**PROBLEM TO SOLVE:** Find the lines that hold the word "What" and return them.

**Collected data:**
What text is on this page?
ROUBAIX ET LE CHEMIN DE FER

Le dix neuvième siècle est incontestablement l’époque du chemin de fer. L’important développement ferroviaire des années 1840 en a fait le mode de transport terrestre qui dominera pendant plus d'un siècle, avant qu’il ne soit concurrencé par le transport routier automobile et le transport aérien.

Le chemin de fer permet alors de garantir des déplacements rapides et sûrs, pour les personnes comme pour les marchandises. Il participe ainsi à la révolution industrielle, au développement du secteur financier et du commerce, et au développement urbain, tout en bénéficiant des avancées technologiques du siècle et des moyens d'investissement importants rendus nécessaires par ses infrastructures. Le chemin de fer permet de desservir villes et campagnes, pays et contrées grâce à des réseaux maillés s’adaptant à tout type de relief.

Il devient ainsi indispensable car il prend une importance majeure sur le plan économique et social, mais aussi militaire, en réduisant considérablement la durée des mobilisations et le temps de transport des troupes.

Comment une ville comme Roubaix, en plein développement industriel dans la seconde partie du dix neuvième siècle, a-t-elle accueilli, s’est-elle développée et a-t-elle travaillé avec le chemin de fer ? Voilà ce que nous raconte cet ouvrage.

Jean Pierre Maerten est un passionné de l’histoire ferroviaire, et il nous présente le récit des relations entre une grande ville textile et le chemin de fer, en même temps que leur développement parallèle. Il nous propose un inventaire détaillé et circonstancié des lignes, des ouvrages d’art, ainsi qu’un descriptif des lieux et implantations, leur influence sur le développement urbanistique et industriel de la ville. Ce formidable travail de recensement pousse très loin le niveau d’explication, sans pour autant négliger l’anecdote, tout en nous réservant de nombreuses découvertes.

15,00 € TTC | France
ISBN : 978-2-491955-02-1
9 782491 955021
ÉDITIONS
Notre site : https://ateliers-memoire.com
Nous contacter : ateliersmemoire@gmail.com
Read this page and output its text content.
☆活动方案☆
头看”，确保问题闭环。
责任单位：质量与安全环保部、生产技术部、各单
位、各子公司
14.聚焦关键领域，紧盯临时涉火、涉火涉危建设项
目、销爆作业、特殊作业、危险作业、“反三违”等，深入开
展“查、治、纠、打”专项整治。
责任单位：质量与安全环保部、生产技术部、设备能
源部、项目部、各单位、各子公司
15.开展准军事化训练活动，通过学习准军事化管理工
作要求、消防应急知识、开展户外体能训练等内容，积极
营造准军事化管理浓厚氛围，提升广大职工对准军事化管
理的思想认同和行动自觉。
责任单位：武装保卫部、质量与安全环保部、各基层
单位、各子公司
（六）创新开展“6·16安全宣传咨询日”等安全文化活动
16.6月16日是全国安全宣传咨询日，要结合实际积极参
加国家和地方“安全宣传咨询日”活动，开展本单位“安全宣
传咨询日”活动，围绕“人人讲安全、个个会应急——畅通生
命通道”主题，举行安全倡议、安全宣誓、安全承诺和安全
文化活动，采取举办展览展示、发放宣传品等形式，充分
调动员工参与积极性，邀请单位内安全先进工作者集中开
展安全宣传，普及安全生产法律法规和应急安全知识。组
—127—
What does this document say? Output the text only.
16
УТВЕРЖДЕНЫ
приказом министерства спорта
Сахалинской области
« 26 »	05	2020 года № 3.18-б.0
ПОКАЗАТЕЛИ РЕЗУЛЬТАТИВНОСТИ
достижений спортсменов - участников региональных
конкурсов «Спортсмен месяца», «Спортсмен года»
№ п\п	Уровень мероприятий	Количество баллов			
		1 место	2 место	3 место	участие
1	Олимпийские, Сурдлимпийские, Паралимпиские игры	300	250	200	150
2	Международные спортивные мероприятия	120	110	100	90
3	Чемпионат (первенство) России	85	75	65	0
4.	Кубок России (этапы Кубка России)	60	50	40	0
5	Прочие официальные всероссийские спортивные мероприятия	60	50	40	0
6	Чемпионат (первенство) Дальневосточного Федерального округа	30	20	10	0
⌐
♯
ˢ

**THE ANSWER:**
What text is on this page?
What does this document say? Output the text only.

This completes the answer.